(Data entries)
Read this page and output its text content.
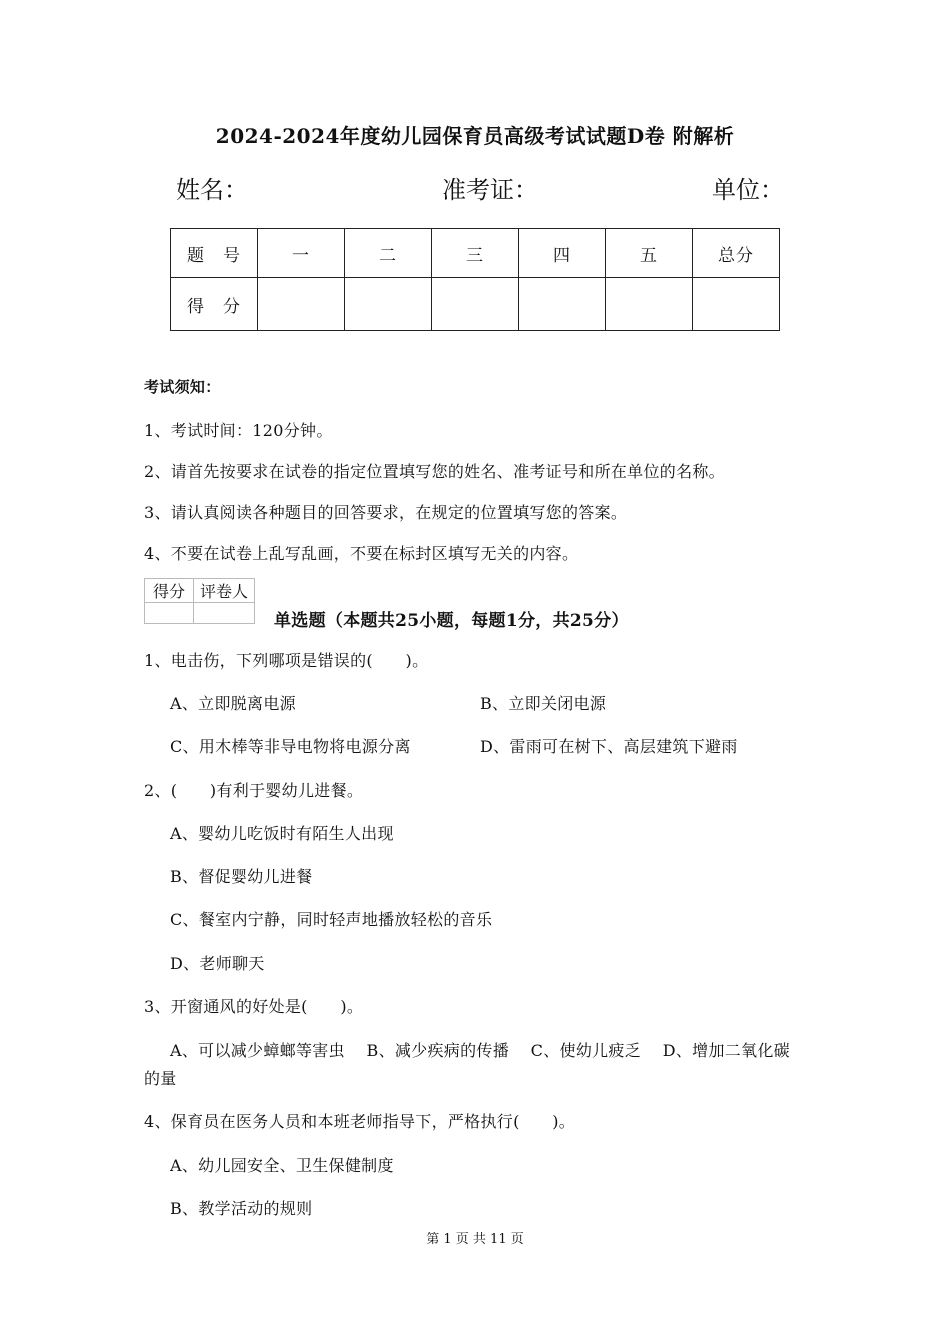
2024-2024年度幼儿园保育员高级考试试题D卷 附解析
姓名：	准考证：	单位：
题　号	一	二	三	四	五	总分
得　分						
考试须知：
1、考试时间：120分钟。
2、请首先按要求在试卷的指定位置填写您的姓名、准考证号和所在单位的名称。
3、请认真阅读各种题目的回答要求，在规定的位置填写您的答案。
4、不要在试卷上乱写乱画，不要在标封区填写无关的内容。
得分	评卷人

单选题（本题共25小题，每题1分，共25分）
1、电击伤，下列哪项是错误的(　　)。
A、立即脱离电源	B、立即关闭电源
C、用木棒等非导电物将电源分离	D、雷雨可在树下、高层建筑下避雨
2、(　　)有利于婴幼儿进餐。
A、婴幼儿吃饭时有陌生人出现
B、督促婴幼儿进餐
C、餐室内宁静，同时轻声地播放轻松的音乐
D、老师聊天
3、开窗通风的好处是(　　)。
A、可以减少蟑螂等害虫　 B、减少疾病的传播　 C、使幼儿疲乏　 D、增加二氧化碳
的量
4、保育员在医务人员和本班老师指导下，严格执行(　　)。
A、幼儿园安全、卫生保健制度
B、教学活动的规则
第 1 页 共 11 页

* **Problem to solve**: All of the entries above should be duplicated exactly, except for the pictures.

* **Result below**:
Read this page and output its text content.
2024-2024年度幼儿园保育员高级考试试题D卷 附解析
姓名：	准考证：	单位：
题　号	一	二	三	四	五	总分
得　分						
考试须知：
1、考试时间：120分钟。
2、请首先按要求在试卷的指定位置填写您的姓名、准考证号和所在单位的名称。
3、请认真阅读各种题目的回答要求，在规定的位置填写您的答案。
4、不要在试卷上乱写乱画，不要在标封区填写无关的内容。
得分	评卷人

单选题（本题共25小题，每题1分，共25分）
1、电击伤，下列哪项是错误的(　　)。
A、立即脱离电源	B、立即关闭电源
C、用木棒等非导电物将电源分离	D、雷雨可在树下、高层建筑下避雨
2、(　　)有利于婴幼儿进餐。
A、婴幼儿吃饭时有陌生人出现
B、督促婴幼儿进餐
C、餐室内宁静，同时轻声地播放轻松的音乐
D、老师聊天
3、开窗通风的好处是(　　)。
A、可以减少蟑螂等害虫　 B、减少疾病的传播　 C、使幼儿疲乏　 D、增加二氧化碳
的量
4、保育员在医务人员和本班老师指导下，严格执行(　　)。
A、幼儿园安全、卫生保健制度
B、教学活动的规则
第 1 页 共 11 页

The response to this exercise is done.